**Passage provided**:
- - -
The publishing of Darwin’s The Origin of Species (1859) changed mankind’s basic academic outlook from spiritual to materialistic. Has our spiritual outlook then been nothing but naïve and childish faith, whereas the academics’ materialistic outlook is based on a solid scientific foundation? Surely, this is what the scientists themselves like to believe. Are the academics and materia­listic scientists wrong? The short answer is: Yes, abso­lutely! It is easy to point to where and when in the history of science that the academics started heading in the wrong direction. Ever since, they have not managed to get out of  this blind alley where only the measurable (quantitative) aspects of existence are subject to research. We will return to this later.

 

Even if 90 % of humanity has always had a spiritual outlook, this outlook has in practice been split into thousands of different belief systems which deviate enormously from each other. Moreover, more importantly, man’s level of under­standing (cognition) is subject to an evolutionary process. There seems to be a parallel between the development from infant to adult (developmental psycho­logy) and the different levels of understanding that mankind has passed through. Of special interest, in this context, are three main develop­mental stages described by transpersonal psychology:

 

  1. Prerational understanding, inviting a magical-mythic shaped spiritual outlook. This level of understanding we find in children and primitive people.
  2. Rational understanding, inviting a materialistic-logical outlook. This level of understanding dominates in adults and in today’s mainstream culture. A materialistic outlook can be the source of various value-based attitudes, such as humanism, egoism, consumerism and nihilism.
  3. Transrational understanding, inviting an intuitive based spiritual outlook. This level of understanding is far beyond the magical-mythic or the materialistic perception of the world. This level of understanding looks at the world as states of consciousness and physical-materialistic crystallisations thereof. The spiritual world is experienced directly.
- - -
**Jobs**:
#1 Return the passage on spiritual and materialistic outlooks word for word, from "3. Transrational understanding, inviting" to "is experienced directly.".
#2 Write the next part of the passage on spiritual and materialistic outlooks, picking up after its last sentence.
The records that come after the passage on spiritual and materialistic outlooks have no connection to it.
- - -
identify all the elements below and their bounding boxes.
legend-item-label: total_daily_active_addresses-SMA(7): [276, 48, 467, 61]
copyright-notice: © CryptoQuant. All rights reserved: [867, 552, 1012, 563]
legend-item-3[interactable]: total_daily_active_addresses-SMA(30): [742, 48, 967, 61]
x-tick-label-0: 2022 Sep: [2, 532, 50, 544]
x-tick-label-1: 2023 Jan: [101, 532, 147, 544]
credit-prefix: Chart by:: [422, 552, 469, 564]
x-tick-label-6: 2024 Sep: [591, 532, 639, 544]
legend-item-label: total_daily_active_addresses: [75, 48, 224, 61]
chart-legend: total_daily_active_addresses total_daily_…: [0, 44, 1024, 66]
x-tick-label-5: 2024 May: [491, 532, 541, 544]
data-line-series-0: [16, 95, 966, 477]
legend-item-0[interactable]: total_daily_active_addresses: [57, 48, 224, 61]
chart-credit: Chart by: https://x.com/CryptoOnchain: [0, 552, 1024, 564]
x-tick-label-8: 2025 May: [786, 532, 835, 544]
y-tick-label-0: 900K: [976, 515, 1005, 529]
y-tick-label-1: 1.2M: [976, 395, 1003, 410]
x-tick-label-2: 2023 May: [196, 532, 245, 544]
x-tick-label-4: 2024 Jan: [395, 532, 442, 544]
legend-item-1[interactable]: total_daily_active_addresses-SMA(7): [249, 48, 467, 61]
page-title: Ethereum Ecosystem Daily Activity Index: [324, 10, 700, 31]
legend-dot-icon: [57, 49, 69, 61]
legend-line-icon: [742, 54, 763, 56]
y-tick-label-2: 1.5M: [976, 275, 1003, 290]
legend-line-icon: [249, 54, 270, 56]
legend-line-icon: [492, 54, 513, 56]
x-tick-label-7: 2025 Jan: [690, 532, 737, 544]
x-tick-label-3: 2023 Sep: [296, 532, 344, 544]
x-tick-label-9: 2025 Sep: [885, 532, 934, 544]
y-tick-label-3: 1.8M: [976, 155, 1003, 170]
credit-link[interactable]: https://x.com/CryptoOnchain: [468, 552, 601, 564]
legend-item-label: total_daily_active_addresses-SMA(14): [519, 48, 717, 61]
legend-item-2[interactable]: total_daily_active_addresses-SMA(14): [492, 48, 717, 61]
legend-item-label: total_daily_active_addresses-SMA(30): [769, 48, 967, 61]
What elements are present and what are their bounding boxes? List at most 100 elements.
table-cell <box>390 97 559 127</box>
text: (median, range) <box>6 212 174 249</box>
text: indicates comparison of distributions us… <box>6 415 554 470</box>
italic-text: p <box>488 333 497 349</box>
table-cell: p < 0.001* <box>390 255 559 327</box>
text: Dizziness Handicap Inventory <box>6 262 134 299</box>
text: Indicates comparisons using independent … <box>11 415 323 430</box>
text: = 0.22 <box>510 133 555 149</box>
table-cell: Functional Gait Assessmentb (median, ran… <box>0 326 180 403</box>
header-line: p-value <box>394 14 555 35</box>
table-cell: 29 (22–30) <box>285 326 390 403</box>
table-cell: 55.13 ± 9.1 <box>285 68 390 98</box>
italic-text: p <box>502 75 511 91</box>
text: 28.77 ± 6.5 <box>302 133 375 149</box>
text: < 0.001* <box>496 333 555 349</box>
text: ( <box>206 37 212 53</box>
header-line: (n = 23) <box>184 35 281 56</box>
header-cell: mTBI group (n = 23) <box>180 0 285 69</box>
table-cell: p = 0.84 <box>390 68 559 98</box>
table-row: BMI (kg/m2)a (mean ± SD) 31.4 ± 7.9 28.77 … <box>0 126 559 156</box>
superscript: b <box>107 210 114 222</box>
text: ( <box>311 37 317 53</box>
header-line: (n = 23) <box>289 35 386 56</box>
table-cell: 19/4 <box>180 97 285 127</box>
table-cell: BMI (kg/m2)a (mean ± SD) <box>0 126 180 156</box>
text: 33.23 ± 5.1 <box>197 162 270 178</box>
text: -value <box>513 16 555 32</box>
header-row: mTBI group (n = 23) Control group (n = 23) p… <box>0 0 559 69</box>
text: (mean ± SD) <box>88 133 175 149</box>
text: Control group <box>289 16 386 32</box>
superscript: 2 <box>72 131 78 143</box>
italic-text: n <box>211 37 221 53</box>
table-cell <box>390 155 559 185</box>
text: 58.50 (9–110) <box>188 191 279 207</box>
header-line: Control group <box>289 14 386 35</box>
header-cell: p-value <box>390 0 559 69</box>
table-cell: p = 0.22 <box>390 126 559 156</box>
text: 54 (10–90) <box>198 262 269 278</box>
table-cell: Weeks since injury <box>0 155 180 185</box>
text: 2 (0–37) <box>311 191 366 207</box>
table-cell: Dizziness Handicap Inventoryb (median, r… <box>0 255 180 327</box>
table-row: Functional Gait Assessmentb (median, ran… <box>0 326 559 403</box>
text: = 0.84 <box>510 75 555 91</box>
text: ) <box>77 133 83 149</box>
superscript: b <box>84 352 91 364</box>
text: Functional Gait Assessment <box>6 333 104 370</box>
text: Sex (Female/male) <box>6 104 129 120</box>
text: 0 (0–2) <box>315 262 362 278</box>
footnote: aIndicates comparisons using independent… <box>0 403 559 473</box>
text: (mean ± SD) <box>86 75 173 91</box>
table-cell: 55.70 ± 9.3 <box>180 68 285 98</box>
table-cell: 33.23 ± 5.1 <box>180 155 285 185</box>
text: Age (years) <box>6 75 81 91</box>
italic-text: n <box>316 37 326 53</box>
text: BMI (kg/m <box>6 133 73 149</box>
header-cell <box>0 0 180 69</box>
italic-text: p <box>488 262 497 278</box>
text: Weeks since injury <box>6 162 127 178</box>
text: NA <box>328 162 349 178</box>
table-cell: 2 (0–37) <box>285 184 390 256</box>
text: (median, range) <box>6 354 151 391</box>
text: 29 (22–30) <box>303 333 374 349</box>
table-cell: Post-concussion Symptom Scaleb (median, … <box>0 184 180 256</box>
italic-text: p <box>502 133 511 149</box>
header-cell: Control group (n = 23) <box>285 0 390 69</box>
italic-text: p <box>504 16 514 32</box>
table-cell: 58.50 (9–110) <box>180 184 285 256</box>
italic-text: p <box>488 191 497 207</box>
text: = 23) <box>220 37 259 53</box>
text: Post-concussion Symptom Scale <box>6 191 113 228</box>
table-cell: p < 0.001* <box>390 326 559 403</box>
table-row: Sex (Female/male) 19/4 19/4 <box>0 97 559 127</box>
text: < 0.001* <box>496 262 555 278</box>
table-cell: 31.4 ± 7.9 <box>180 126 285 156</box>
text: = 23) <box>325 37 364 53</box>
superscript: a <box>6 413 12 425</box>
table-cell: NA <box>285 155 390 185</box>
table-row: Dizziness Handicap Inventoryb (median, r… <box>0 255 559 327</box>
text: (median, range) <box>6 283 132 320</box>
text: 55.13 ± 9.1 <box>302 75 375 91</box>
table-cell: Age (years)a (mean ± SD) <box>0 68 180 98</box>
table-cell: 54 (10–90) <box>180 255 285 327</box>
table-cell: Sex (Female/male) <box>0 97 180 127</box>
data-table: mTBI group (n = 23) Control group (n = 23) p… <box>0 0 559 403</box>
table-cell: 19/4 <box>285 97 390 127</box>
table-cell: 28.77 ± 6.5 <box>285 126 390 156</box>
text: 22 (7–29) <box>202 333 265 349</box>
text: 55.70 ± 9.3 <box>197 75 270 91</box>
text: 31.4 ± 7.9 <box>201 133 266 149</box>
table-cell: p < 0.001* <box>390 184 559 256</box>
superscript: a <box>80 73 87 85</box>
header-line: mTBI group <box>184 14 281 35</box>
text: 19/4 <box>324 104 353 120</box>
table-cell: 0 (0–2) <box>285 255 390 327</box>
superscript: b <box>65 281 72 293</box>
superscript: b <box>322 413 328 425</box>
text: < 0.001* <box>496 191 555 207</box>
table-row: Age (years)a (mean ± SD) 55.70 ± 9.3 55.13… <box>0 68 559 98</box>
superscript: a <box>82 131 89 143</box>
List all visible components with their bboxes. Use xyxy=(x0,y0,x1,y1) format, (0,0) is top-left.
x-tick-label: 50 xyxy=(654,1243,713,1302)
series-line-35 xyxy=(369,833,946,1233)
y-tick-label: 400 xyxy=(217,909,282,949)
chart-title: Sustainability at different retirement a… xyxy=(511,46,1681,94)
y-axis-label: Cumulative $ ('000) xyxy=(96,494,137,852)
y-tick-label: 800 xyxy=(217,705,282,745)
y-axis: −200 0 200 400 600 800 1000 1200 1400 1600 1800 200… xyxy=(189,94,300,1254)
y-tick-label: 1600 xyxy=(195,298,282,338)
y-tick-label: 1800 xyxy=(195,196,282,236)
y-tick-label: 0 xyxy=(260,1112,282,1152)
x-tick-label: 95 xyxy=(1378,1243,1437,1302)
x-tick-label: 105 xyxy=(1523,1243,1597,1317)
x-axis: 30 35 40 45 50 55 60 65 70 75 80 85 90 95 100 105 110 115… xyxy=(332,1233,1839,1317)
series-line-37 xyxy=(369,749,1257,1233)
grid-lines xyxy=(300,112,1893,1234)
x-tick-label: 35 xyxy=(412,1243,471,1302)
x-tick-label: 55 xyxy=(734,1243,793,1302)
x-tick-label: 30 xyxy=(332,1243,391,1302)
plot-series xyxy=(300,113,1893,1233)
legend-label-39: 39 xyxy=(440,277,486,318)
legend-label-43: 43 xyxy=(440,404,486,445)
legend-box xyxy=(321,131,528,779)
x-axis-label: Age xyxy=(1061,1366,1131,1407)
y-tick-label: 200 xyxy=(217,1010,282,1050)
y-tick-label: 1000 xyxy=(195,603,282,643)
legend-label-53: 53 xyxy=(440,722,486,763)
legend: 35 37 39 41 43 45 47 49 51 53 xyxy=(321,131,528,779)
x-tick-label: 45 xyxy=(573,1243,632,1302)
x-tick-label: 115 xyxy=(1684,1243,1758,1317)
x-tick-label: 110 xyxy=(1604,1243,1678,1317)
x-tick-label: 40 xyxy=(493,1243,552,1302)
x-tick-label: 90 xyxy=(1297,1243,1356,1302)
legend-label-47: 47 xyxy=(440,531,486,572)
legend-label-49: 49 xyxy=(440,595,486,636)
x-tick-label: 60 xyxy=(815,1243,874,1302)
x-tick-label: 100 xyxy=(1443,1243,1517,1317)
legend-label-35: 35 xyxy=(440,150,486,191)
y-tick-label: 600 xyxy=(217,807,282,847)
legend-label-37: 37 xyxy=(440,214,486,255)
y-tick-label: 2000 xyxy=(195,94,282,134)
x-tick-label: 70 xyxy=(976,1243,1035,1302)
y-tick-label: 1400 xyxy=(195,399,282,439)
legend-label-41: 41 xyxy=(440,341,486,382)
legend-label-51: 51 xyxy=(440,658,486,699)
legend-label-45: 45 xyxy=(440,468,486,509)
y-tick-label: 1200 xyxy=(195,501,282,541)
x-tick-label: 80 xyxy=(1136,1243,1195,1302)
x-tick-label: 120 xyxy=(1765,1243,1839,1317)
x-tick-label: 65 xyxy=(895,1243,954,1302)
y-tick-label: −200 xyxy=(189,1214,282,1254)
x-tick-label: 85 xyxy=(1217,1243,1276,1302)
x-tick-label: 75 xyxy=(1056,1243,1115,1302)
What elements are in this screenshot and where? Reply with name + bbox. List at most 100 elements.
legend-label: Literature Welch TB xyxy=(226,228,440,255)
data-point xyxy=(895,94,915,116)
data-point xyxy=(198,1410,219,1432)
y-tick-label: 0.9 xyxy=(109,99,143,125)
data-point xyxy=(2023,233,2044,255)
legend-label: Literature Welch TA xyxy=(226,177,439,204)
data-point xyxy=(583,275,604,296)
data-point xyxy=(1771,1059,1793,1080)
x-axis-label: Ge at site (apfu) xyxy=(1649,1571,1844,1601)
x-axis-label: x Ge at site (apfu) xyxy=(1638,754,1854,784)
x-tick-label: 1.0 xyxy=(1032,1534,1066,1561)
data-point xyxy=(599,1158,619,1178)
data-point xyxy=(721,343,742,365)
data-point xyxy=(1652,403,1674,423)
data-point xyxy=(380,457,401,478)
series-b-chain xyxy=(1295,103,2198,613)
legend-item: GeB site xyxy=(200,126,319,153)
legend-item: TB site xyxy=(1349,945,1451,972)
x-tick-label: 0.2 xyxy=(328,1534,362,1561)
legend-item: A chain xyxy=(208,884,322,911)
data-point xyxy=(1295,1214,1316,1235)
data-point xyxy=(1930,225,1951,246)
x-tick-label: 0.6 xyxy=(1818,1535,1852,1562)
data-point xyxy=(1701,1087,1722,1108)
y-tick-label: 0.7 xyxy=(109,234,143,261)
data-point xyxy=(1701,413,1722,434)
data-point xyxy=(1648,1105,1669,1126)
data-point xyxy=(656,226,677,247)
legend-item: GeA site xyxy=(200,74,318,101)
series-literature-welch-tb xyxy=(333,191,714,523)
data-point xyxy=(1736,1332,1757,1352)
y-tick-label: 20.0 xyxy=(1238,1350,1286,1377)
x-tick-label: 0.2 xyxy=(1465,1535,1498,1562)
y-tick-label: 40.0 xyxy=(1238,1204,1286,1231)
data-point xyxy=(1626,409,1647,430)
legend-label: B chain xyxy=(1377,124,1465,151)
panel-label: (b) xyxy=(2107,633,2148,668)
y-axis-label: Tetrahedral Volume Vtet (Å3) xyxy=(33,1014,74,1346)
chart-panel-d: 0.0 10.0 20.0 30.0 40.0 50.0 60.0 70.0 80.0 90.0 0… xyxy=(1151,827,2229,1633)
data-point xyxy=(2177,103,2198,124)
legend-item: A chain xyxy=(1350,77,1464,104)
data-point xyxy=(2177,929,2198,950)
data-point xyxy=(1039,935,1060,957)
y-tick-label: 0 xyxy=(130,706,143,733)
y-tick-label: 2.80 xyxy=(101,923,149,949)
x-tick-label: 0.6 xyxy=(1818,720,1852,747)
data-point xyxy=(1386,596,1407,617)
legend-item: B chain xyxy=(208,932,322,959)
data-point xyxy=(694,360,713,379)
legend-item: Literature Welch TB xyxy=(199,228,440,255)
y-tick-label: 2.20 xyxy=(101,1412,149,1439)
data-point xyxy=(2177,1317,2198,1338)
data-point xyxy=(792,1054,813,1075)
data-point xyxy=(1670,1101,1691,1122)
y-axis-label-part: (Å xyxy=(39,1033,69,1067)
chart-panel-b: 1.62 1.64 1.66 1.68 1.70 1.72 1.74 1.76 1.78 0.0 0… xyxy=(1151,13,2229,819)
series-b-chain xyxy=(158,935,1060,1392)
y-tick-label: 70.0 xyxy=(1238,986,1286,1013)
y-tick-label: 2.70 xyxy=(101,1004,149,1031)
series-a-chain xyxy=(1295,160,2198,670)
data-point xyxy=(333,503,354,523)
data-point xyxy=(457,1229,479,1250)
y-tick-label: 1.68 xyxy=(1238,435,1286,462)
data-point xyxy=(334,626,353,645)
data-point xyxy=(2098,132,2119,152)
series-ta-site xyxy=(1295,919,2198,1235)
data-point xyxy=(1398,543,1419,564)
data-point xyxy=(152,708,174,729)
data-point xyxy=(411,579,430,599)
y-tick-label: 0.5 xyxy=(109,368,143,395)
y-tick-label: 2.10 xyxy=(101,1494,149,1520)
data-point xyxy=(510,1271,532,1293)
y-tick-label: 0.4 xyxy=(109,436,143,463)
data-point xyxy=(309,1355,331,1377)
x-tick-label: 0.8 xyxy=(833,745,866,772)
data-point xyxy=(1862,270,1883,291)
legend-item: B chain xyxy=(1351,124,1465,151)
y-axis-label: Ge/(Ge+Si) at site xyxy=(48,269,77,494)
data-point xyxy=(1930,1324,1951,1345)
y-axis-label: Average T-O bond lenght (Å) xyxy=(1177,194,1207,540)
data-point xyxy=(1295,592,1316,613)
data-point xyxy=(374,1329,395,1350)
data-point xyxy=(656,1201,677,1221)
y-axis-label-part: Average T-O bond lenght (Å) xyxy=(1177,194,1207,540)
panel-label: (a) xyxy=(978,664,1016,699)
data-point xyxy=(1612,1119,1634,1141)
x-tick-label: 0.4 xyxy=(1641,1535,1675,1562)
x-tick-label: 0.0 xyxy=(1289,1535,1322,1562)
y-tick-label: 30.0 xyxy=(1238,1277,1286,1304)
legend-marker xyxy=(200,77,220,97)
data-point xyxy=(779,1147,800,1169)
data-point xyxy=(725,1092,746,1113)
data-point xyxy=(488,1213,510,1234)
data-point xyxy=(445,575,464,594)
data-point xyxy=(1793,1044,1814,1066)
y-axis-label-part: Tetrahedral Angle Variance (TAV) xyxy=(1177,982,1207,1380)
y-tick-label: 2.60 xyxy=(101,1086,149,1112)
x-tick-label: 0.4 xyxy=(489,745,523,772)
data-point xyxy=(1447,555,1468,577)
- - -
**Task-by-task results**:
#1
3. Transrational understanding, inviting an intuitive based spiritual outlook. This level of understanding is far beyond the magical-mythic or the materialistic perception of the world. This level of understanding looks at the world as states of consciousness and physical-materialistic crystallisations thereof. The spiritual world is experienced directly.

#2
 

This evolutionary model has two interesting points. One is that rational under­standing is a step forward from a prerational understanding, even though the rational understanding leads us astray towards a materia­listic outlook. The other is that man’s evolution doesn’t stop at the rational level, but moves on to a transrational understanding which returns the spiritual outlook on a much  higher level.

 

Our world, and the East in particular, has always had spiritual traditions based on transrational understanding. Examples are the original forms of yoga, zen and tantra, as well as the mystical-meditative branches within the conventional religions, as well as the esoteric (“for the initiated”) cosmo­logies. These spiritual traditions also have their smaller and greater disagreements and differences in interpretation. But also at this high level we find an evolution going on, and an exciting evolution! It is from this perspective that we shall consider Martinus’ cosmology. We ask: Is Martinus’ cosmology the intuitive flower of the mystical traditions and the esoteric cosmologies that so far have enriched our cultures? Does Martinus’ cosmology represent the type of spiritual outlook that more and more of us head towards, as we in a natural and organic way outgrow the prerational religions and rational scientism?

 

* * *

 

Martinus Thomsen (1890-1981) grew up with his foster parents on a small­holding in the outskirts of the small station town Sindal in northern Denmark. As a twelve-year old he started earning money as a shepherd on neighbouring farms and continued to work as a shepherd until he was eighteen.  He then got his first position at a dairy and over the next ten years worked for eight dairies. His hobbies were photography and conjuring tricks. He was sensitive, good-natured and always quick to laugh. His great ideal was Christ and from childhood he felt the divine dimension behind nature. But he found Christian doctrines intolerant and unsatisfactory.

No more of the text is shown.